Problem to work on: Go through the listing and return every line with "słuchawki" in it.

——————

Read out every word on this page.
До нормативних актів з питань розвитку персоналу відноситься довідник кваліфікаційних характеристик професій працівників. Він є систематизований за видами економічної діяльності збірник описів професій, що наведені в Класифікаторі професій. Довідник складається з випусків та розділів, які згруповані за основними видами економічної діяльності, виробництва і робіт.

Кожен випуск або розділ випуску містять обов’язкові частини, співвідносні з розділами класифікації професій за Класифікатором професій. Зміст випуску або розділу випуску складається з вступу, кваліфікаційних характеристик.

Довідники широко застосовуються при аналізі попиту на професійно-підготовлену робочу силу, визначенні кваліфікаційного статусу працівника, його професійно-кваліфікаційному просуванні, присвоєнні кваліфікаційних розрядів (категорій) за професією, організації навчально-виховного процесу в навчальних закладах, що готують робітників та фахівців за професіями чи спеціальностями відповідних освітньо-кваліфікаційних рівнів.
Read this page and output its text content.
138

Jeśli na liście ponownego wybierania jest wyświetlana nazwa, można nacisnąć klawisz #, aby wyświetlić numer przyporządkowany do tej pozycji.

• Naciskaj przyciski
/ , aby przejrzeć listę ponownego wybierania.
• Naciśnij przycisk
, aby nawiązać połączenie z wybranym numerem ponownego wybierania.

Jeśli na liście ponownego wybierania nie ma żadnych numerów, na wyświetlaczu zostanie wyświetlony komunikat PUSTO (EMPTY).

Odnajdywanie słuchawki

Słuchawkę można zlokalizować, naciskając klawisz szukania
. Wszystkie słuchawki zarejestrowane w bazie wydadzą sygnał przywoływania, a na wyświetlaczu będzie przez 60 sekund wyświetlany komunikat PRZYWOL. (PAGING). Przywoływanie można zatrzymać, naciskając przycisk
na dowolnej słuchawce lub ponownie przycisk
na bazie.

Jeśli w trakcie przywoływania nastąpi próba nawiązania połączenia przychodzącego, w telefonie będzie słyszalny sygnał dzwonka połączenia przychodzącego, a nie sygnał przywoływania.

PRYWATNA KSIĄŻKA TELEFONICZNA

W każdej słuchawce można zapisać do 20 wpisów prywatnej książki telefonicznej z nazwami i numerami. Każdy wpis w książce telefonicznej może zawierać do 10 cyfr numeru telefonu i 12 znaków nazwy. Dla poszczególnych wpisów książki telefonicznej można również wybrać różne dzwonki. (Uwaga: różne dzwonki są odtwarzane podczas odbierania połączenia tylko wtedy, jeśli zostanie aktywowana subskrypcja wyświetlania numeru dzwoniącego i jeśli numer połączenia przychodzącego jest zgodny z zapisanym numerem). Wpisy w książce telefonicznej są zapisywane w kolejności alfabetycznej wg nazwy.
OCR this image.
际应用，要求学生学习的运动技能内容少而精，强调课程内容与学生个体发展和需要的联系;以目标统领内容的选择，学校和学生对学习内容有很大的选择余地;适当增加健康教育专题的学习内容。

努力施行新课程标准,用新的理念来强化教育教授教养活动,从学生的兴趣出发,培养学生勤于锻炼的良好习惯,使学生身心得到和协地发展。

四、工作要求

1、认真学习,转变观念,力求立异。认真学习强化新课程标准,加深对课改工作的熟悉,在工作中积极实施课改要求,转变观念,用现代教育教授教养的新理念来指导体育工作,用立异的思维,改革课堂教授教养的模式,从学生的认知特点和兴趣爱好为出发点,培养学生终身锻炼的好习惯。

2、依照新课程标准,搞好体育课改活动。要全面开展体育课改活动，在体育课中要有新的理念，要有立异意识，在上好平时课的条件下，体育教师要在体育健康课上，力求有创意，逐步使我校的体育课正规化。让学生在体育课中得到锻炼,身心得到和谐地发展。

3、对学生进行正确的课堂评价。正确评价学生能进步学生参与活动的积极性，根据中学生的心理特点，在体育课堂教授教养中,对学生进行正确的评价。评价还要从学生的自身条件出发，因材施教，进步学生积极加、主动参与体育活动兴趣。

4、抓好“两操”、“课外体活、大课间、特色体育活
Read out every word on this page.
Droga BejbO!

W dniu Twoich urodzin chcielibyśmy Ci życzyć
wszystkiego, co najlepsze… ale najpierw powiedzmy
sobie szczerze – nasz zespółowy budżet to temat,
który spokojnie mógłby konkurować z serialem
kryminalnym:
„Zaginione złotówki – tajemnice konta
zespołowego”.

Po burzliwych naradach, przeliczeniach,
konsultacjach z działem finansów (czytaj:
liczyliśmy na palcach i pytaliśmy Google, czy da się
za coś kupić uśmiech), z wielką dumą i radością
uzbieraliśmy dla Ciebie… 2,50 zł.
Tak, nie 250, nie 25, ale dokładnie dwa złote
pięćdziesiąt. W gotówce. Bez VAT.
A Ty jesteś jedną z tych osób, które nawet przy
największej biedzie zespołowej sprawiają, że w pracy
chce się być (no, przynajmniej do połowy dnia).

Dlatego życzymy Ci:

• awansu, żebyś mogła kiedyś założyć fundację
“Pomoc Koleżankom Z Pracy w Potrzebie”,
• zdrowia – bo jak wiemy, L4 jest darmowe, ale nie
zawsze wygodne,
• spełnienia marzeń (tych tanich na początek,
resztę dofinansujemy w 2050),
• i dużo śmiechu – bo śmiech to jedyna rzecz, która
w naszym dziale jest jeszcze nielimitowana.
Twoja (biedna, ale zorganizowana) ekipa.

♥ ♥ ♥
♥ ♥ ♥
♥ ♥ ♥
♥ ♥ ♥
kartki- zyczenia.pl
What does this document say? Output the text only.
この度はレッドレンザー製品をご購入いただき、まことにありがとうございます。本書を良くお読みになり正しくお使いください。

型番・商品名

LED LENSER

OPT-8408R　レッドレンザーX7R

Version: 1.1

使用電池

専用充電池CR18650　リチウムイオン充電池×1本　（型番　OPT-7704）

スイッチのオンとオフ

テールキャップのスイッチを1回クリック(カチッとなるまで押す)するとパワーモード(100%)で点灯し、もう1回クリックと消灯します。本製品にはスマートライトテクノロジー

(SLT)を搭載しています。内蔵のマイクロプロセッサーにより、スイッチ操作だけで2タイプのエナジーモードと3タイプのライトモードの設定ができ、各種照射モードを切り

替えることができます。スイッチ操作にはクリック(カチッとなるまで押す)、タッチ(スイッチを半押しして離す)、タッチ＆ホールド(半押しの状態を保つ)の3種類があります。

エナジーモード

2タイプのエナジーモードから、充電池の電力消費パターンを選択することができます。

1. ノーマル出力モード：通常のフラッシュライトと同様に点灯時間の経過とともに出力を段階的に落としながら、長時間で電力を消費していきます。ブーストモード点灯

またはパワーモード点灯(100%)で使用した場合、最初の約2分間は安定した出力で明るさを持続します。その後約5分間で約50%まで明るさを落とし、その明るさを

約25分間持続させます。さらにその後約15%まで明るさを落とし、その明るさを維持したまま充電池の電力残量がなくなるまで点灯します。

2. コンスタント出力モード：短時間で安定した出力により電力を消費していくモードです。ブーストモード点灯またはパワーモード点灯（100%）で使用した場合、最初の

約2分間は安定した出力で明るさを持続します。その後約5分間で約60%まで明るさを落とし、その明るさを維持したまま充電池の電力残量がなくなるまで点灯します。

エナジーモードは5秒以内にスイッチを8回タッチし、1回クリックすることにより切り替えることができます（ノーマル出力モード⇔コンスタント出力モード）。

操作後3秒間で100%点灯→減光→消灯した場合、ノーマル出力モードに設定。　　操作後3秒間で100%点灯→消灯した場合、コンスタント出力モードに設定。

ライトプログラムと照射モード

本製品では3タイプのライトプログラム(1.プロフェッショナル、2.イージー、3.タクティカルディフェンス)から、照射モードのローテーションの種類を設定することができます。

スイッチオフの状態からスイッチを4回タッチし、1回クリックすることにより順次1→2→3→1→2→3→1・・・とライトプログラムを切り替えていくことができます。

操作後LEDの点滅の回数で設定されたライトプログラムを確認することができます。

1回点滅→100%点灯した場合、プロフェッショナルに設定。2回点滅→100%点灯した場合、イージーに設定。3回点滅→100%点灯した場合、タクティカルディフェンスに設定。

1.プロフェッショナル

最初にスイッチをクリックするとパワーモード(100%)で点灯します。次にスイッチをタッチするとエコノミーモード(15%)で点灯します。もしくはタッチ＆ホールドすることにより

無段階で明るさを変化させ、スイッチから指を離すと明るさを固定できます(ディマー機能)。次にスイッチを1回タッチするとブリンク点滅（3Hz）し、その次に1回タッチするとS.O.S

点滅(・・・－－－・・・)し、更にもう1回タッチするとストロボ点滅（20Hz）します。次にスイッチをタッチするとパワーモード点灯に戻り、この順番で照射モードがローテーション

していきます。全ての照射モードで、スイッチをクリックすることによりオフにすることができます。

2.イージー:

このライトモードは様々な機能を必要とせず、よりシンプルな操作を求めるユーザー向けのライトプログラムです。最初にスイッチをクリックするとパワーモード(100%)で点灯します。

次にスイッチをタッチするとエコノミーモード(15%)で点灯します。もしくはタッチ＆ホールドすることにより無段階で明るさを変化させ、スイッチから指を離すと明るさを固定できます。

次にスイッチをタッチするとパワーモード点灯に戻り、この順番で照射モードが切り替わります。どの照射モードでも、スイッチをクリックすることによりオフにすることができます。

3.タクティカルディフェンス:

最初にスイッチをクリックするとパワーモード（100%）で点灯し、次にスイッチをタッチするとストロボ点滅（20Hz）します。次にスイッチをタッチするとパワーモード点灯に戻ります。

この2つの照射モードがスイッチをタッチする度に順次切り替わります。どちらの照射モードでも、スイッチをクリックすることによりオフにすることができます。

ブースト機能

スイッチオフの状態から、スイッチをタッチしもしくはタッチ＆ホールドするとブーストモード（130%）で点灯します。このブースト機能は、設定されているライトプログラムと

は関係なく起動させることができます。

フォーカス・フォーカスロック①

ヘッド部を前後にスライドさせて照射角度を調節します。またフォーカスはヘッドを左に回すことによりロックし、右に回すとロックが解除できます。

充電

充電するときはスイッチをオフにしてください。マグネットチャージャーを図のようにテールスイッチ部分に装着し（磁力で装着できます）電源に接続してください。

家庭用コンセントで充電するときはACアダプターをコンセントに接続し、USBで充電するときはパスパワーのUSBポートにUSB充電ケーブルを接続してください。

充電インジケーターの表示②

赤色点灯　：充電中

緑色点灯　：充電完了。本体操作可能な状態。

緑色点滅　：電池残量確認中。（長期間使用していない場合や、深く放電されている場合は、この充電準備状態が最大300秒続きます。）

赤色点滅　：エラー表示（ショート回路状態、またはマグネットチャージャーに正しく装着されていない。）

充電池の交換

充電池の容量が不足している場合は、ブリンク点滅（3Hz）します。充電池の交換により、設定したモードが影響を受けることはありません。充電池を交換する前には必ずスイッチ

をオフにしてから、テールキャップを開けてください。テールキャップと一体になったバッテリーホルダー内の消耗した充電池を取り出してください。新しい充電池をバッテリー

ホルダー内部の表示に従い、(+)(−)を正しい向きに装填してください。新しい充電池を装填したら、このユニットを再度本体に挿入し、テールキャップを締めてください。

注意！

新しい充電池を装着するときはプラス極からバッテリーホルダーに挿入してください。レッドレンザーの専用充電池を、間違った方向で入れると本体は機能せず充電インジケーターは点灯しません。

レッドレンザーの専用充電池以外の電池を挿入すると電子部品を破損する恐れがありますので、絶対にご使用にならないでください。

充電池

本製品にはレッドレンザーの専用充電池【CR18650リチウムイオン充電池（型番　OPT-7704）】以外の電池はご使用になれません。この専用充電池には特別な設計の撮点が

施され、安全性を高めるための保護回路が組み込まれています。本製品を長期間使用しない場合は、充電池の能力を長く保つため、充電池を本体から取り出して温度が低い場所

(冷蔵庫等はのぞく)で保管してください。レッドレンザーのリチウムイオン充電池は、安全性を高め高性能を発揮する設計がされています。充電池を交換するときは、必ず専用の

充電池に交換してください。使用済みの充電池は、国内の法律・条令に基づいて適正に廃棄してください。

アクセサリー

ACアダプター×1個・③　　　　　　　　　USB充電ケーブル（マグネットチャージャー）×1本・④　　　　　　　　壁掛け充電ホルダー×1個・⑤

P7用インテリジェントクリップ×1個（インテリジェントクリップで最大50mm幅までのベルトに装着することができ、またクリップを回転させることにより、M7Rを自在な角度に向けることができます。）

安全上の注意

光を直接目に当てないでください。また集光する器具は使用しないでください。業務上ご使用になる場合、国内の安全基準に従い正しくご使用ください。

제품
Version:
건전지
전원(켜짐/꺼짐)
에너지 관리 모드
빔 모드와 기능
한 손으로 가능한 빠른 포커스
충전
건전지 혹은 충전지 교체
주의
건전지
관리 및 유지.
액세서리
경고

——————

Output:
Odnajdywanie słuchawki
. Wszystkie słuchawki zarejestrowane w bazie wydadzą sygnał przywoływania, a na wyświetlaczu będzie przez 60 sekund wyświetlany komunikat PRZYWOL. (PAGING). Przywoływanie można zatrzymać, naciskając przycisk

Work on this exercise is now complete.